Task prompt: Give a count of the lines below that have the string "STREAMS" in them, with no other words.

+++ Provided records +++

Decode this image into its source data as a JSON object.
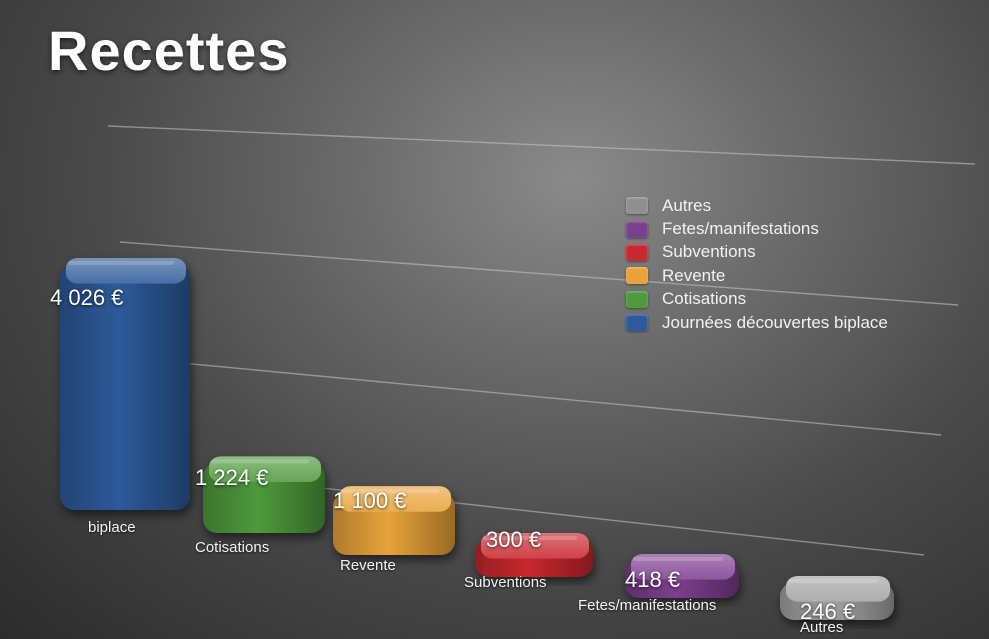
{
  "chart_data": {
    "type": "bar",
    "title": "Recettes",
    "categories": [
      "biplace",
      "Cotisations",
      "Revente",
      "Subventions",
      "Fetes/manifestations",
      "Autres"
    ],
    "values": [
      4026,
      1224,
      1100,
      300,
      418,
      246
    ],
    "value_labels": [
      "4 026 €",
      "1 224 €",
      "1 100 €",
      "300 €",
      "418 €",
      "246 €"
    ],
    "colors": [
      "#2d5a9a",
      "#4e9a3c",
      "#e8a33a",
      "#c8282e",
      "#7c3f8e",
      "#a2a2a2"
    ],
    "legend": {
      "position": "right",
      "entries": [
        {
          "label": "Autres",
          "color": "#8f8f8f"
        },
        {
          "label": "Fetes/manifestations",
          "color": "#7c3f8e"
        },
        {
          "label": "Subventions",
          "color": "#c8282e"
        },
        {
          "label": "Revente",
          "color": "#e8a33a"
        },
        {
          "label": "Cotisations",
          "color": "#4e9a3c"
        },
        {
          "label": "Journées découvertes biplace",
          "color": "#2d5a9a"
        }
      ]
    },
    "grid": true,
    "style": "3d"
  }
}
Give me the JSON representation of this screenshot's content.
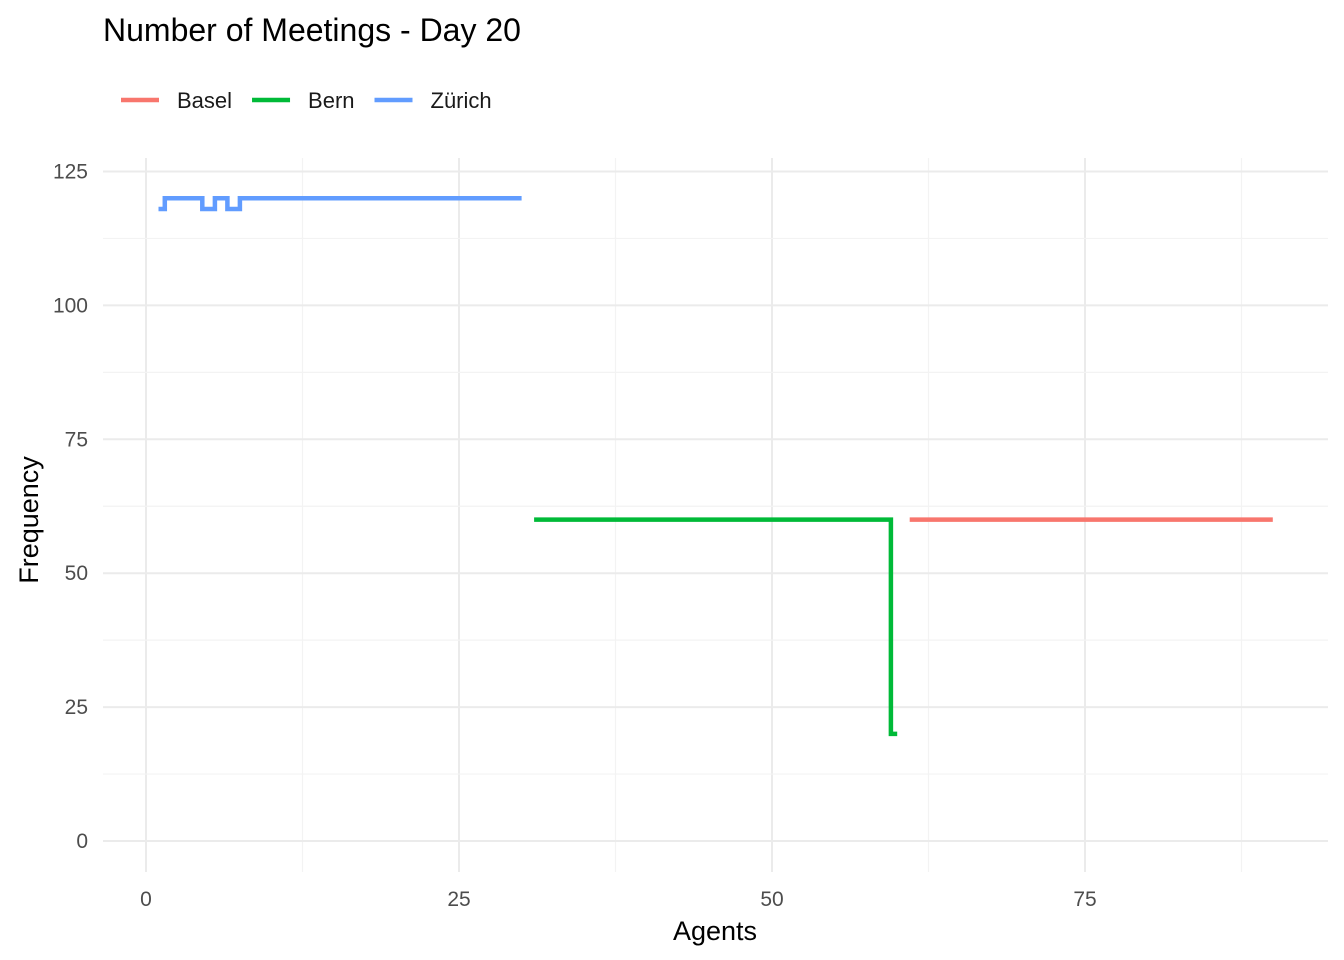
{
  "chart_data": {
    "type": "line",
    "title": "Number of Meetings - Day 20",
    "xlabel": "Agents",
    "ylabel": "Frequency",
    "xlim": [
      0,
      90
    ],
    "ylim": [
      0,
      125
    ],
    "x_ticks": [
      0,
      25,
      50,
      75
    ],
    "x_tick_labels": [
      "0",
      "25",
      "50",
      "75"
    ],
    "y_ticks": [
      0,
      25,
      50,
      75,
      100,
      125
    ],
    "y_tick_labels": [
      "0",
      "25",
      "50",
      "75",
      "100",
      "125"
    ],
    "grid": true,
    "legend_position": "top-left",
    "step": true,
    "series": [
      {
        "name": "Basel",
        "color": "#F8766D",
        "points": [
          [
            61,
            60
          ],
          [
            90,
            60
          ]
        ]
      },
      {
        "name": "Bern",
        "color": "#00BA38",
        "points": [
          [
            31,
            60
          ],
          [
            59.5,
            60
          ],
          [
            59.5,
            20
          ],
          [
            60,
            20
          ]
        ]
      },
      {
        "name": "Zürich",
        "color": "#619CFF",
        "points": [
          [
            1,
            118
          ],
          [
            1.5,
            118
          ],
          [
            1.5,
            120
          ],
          [
            4.5,
            120
          ],
          [
            4.5,
            118
          ],
          [
            5.5,
            118
          ],
          [
            5.5,
            120
          ],
          [
            6.5,
            120
          ],
          [
            6.5,
            118
          ],
          [
            7.5,
            118
          ],
          [
            7.5,
            120
          ],
          [
            30,
            120
          ]
        ]
      }
    ]
  }
}
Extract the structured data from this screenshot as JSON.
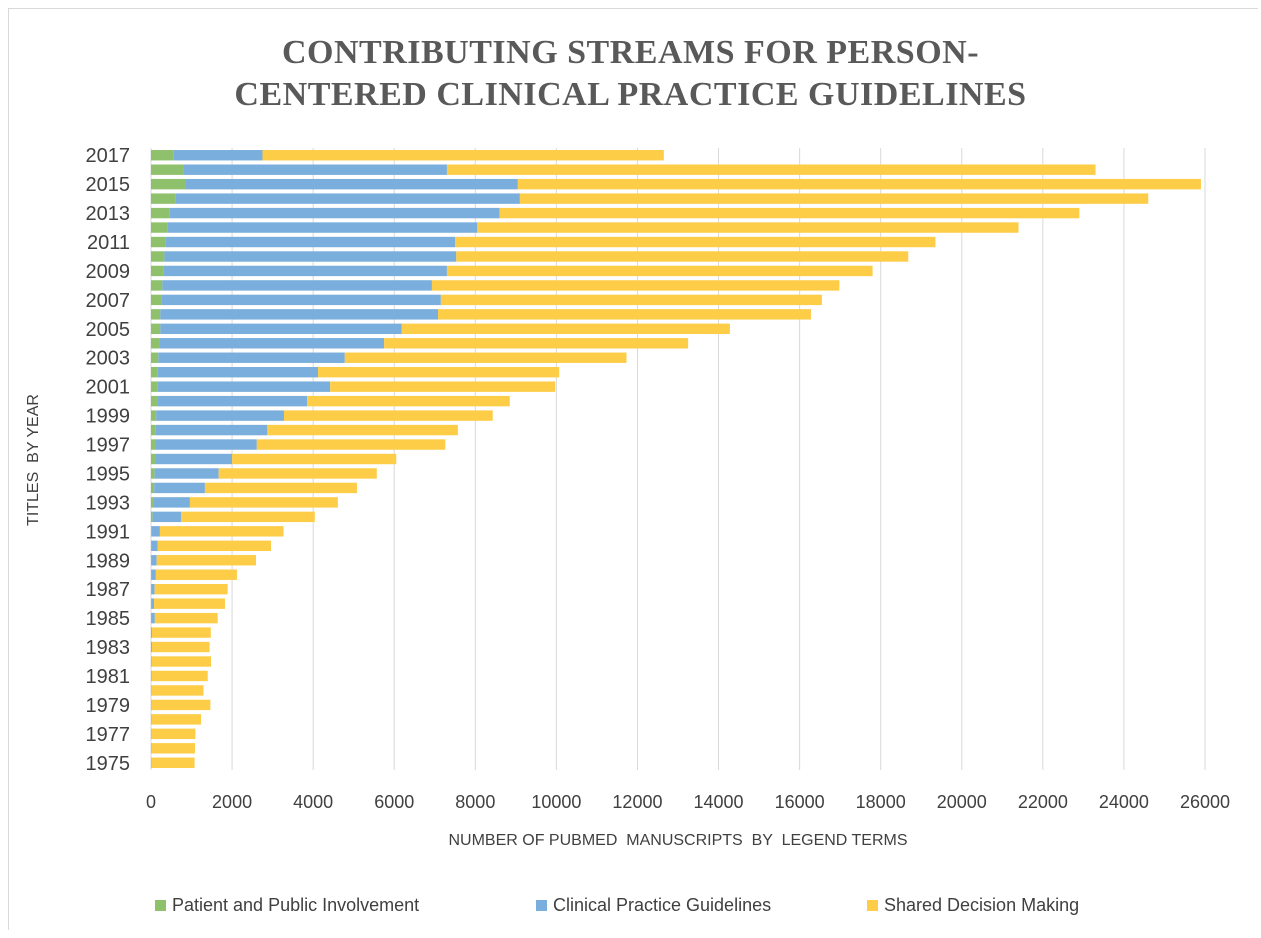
{
  "title_line1": "CONTRIBUTING STREAMS FOR PERSON-",
  "title_line2": "CENTERED CLINICAL PRACTICE  GUIDELINES",
  "colors": {
    "ppi": "#8fc16d",
    "cpg": "#7aaedc",
    "sdm": "#fdcd48",
    "grid": "#d9d9d9",
    "text": "#404040"
  },
  "chart_data": {
    "type": "bar",
    "orientation": "horizontal",
    "stacked": true,
    "title": "CONTRIBUTING STREAMS FOR PERSON- CENTERED CLINICAL PRACTICE  GUIDELINES",
    "xlabel": "NUMBER OF PUBMED  MANUSCRIPTS  BY  LEGEND TERMS",
    "ylabel": "TITLES  BY YEAR",
    "xlim": [
      0,
      26000
    ],
    "xticks": [
      "0",
      "2000",
      "4000",
      "6000",
      "8000",
      "10000",
      "12000",
      "14000",
      "16000",
      "18000",
      "20000",
      "22000",
      "24000",
      "26000"
    ],
    "yticks": [
      "2017",
      "2015",
      "2013",
      "2011",
      "2009",
      "2007",
      "2005",
      "2003",
      "2001",
      "1999",
      "1997",
      "1995",
      "1993",
      "1991",
      "1989",
      "1987",
      "1985",
      "1983",
      "1981",
      "1979",
      "1977",
      "1975"
    ],
    "grid": "vertical",
    "legend_position": "bottom",
    "categories": [
      "2017",
      "2016",
      "2015",
      "2014",
      "2013",
      "2012",
      "2011",
      "2010",
      "2009",
      "2008",
      "2007",
      "2006",
      "2005",
      "2004",
      "2003",
      "2002",
      "2001",
      "2000",
      "1999",
      "1998",
      "1997",
      "1996",
      "1995",
      "1994",
      "1993",
      "1992",
      "1991",
      "1990",
      "1989",
      "1988",
      "1987",
      "1986",
      "1985",
      "1984",
      "1983",
      "1982",
      "1981",
      "1980",
      "1979",
      "1978",
      "1977",
      "1976",
      "1975"
    ],
    "series": [
      {
        "name": "Patient and Public Involvement",
        "values": [
          550,
          800,
          850,
          600,
          450,
          400,
          350,
          330,
          300,
          280,
          250,
          230,
          230,
          200,
          180,
          170,
          170,
          150,
          130,
          120,
          110,
          100,
          90,
          80,
          60,
          40,
          20,
          10,
          10,
          10,
          10,
          5,
          5,
          5,
          5,
          5,
          5,
          5,
          5,
          5,
          5,
          5,
          5
        ]
      },
      {
        "name": "Clinical Practice Guidelines",
        "values": [
          2200,
          6500,
          8200,
          8500,
          8150,
          7650,
          7150,
          7200,
          7000,
          6650,
          6900,
          6850,
          5950,
          5550,
          4600,
          3950,
          4250,
          3700,
          3150,
          2750,
          2500,
          1900,
          1580,
          1250,
          900,
          700,
          200,
          150,
          130,
          110,
          80,
          70,
          90,
          20,
          20,
          15,
          15,
          10,
          10,
          10,
          10,
          10,
          10
        ]
      },
      {
        "name": "Shared Decision Making",
        "values": [
          9900,
          16000,
          16850,
          15500,
          14300,
          13350,
          11850,
          11150,
          10500,
          10050,
          9400,
          9200,
          8100,
          7500,
          6950,
          5950,
          5550,
          5000,
          5150,
          4700,
          4650,
          4050,
          3900,
          3750,
          3650,
          3300,
          3050,
          2800,
          2450,
          2000,
          1800,
          1750,
          1550,
          1450,
          1420,
          1460,
          1380,
          1280,
          1450,
          1220,
          1080,
          1070,
          1060
        ]
      }
    ]
  }
}
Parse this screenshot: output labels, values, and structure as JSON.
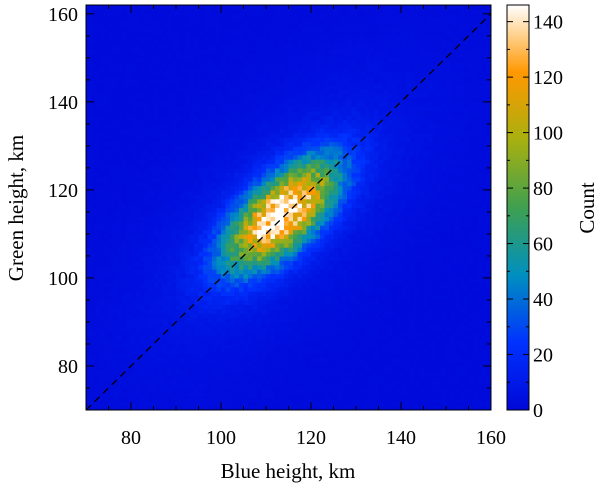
{
  "chart_data": {
    "type": "heatmap",
    "xlabel": "Blue height, km",
    "ylabel": "Green height, km",
    "xlim": [
      70,
      160
    ],
    "ylim": [
      70,
      162
    ],
    "xticks": [
      80,
      100,
      120,
      140,
      160
    ],
    "yticks": [
      80,
      100,
      120,
      140,
      160
    ],
    "bin_size_km": 1,
    "background_count": 2,
    "distribution": {
      "center": [
        113.5,
        114.5
      ],
      "major_axis_direction_deg": 45,
      "sigma_major_km": 10.5,
      "sigma_minor_km": 4.8,
      "peak_count": 145,
      "halo_amplitude": 10,
      "halo_scale": 2.4
    },
    "reference_line": {
      "from": [
        70,
        70
      ],
      "to": [
        162,
        162
      ],
      "style": "dashed",
      "color": "#000000"
    },
    "colorbar": {
      "label": "Count",
      "min": 0,
      "max": 146,
      "ticks": [
        0,
        20,
        40,
        60,
        80,
        100,
        120,
        140
      ],
      "colormap": [
        "#0008d8",
        "#0032ff",
        "#0090c0",
        "#3fa050",
        "#a8b010",
        "#ff9800",
        "#ffffff"
      ]
    }
  }
}
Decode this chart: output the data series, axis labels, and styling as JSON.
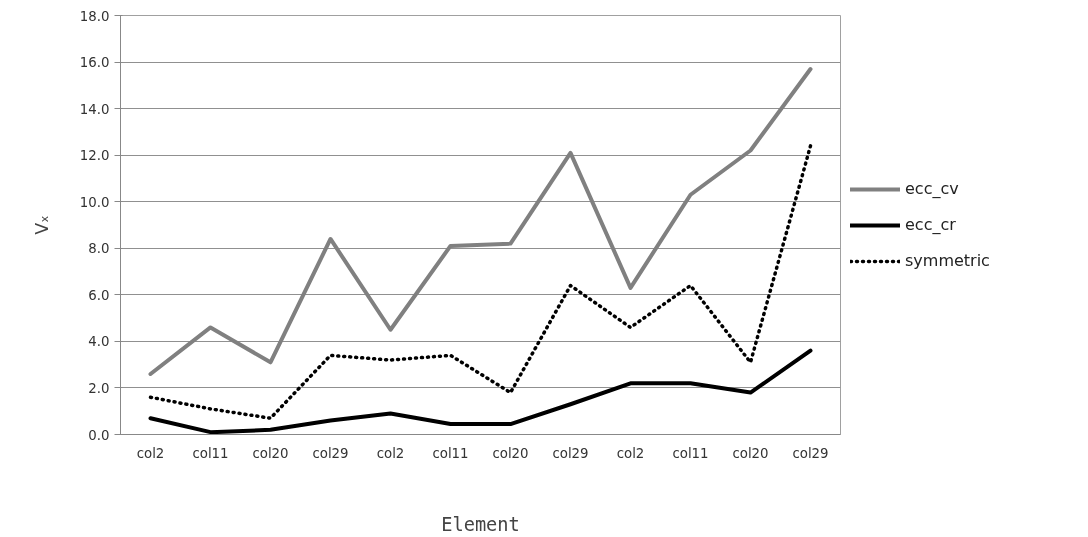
{
  "chart_data": {
    "type": "line",
    "xlabel": "Element",
    "ylabel": "Vₓ",
    "categories": [
      "col2",
      "col11",
      "col20",
      "col29",
      "col2",
      "col11",
      "col20",
      "col29",
      "col2",
      "col11",
      "col20",
      "col29"
    ],
    "series": [
      {
        "name": "ecc_cv",
        "color": "#808080",
        "line_style": "solid",
        "values": [
          2.6,
          4.6,
          3.1,
          8.4,
          4.5,
          8.1,
          8.2,
          12.1,
          6.3,
          10.3,
          12.2,
          15.7
        ]
      },
      {
        "name": "ecc_cr",
        "color": "#000000",
        "line_style": "solid",
        "values": [
          0.7,
          0.1,
          0.2,
          0.6,
          0.9,
          0.45,
          0.45,
          1.3,
          2.2,
          2.2,
          1.8,
          3.6
        ]
      },
      {
        "name": "symmetric",
        "color": "#000000",
        "line_style": "dotted",
        "values": [
          1.6,
          1.1,
          0.7,
          3.4,
          3.2,
          3.4,
          1.8,
          6.4,
          4.6,
          6.4,
          3.1,
          12.4
        ]
      }
    ],
    "ylim": [
      0,
      18
    ],
    "yticks": [
      {
        "value": 0,
        "label": "0.0"
      },
      {
        "value": 2,
        "label": "2.0"
      },
      {
        "value": 4,
        "label": "4.0"
      },
      {
        "value": 6,
        "label": "6.0"
      },
      {
        "value": 8,
        "label": "8.0"
      },
      {
        "value": 10,
        "label": "10.0"
      },
      {
        "value": 12,
        "label": "12.0"
      },
      {
        "value": 14,
        "label": "14.0"
      },
      {
        "value": 16,
        "label": "16.0"
      },
      {
        "value": 18,
        "label": "18.0"
      }
    ],
    "grid": "y",
    "legend": "right",
    "marker": "none"
  }
}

+++

Written solution: 2